Instruction: Gather all lines with "arbolado" from the records.
** start Data for this task **
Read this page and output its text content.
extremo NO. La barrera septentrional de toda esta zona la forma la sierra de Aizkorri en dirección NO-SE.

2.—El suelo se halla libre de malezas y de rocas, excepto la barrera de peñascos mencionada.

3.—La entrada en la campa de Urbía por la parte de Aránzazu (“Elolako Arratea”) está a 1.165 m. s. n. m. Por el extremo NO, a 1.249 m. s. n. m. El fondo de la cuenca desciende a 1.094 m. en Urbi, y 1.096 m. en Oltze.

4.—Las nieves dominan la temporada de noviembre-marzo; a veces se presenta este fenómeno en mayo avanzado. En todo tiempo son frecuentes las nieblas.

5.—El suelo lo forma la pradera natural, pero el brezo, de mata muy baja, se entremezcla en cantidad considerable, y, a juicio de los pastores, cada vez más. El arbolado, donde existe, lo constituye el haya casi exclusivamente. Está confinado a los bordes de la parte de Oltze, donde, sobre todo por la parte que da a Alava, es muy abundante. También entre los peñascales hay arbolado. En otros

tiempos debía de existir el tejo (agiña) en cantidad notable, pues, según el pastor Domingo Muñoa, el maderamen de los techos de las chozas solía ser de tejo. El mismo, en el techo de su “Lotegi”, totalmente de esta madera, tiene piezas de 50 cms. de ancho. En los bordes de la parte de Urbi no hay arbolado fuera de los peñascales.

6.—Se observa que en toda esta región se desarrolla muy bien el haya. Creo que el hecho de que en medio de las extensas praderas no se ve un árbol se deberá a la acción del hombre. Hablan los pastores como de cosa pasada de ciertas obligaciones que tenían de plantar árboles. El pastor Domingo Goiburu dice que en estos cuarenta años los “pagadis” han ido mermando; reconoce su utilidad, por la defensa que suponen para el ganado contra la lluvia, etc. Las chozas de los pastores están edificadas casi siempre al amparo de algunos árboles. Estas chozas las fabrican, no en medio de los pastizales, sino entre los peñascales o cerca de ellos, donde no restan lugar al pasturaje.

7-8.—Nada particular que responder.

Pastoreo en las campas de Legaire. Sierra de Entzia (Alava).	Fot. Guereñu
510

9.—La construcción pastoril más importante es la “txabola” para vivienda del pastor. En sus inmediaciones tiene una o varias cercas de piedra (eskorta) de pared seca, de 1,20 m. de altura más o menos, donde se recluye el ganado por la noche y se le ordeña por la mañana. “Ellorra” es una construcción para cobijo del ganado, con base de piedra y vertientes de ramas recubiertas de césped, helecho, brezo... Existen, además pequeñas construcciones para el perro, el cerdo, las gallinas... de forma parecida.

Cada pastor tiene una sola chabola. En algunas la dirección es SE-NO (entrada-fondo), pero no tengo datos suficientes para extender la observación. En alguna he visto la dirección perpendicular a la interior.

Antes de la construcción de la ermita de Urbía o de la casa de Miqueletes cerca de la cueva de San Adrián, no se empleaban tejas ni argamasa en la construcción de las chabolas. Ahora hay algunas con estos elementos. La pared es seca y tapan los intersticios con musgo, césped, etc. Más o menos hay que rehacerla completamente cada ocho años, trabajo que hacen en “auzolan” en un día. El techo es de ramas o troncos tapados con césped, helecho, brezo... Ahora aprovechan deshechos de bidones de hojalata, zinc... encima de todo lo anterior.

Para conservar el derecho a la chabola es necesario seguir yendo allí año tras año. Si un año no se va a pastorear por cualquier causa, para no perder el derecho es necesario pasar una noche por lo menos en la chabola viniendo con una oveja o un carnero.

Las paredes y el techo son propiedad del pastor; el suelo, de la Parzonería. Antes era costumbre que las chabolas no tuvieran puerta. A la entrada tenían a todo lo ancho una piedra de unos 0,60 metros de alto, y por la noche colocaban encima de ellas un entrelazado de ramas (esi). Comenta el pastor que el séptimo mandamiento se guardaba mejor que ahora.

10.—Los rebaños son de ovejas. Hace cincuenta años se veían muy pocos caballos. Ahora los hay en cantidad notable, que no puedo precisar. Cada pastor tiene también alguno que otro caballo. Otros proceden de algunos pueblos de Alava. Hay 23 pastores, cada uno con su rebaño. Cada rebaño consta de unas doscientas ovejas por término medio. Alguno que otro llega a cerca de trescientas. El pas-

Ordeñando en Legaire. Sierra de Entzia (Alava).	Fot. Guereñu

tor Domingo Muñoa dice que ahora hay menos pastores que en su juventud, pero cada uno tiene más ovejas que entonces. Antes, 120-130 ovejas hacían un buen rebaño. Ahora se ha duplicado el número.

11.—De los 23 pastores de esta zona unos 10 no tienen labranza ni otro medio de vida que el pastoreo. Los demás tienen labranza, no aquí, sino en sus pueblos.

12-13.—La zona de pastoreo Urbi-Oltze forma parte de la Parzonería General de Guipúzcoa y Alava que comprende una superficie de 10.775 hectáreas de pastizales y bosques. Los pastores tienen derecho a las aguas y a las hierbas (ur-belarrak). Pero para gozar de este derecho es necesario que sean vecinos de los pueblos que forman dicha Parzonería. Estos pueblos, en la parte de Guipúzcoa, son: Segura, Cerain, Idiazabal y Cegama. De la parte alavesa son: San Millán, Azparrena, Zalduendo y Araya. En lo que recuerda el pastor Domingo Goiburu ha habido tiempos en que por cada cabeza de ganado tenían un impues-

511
** end Data for this task **
Exercise result:
5.—El suelo lo forma la pradera natural, pero el brezo, de mata muy baja, se entremezcla en cantidad considerable, y, a juicio de los pastores, cada vez más. El arbolado, donde existe, lo constituye el haya casi exclusivamente. Está confinado a los bordes de la parte de Oltze, donde, sobre todo por la parte que da a Alava, es muy abundante. También entre los peñascales hay arbolado. En otros
tiempos debía de existir el tejo (agiña) en cantidad notable, pues, según el pastor Domingo Muñoa, el maderamen de los techos de las chozas solía ser de tejo. El mismo, en el techo de su “Lotegi”, totalmente de esta madera, tiene piezas de 50 cms. de ancho. En los bordes de la parte de Urbi no hay arbolado fuera de los peñascales.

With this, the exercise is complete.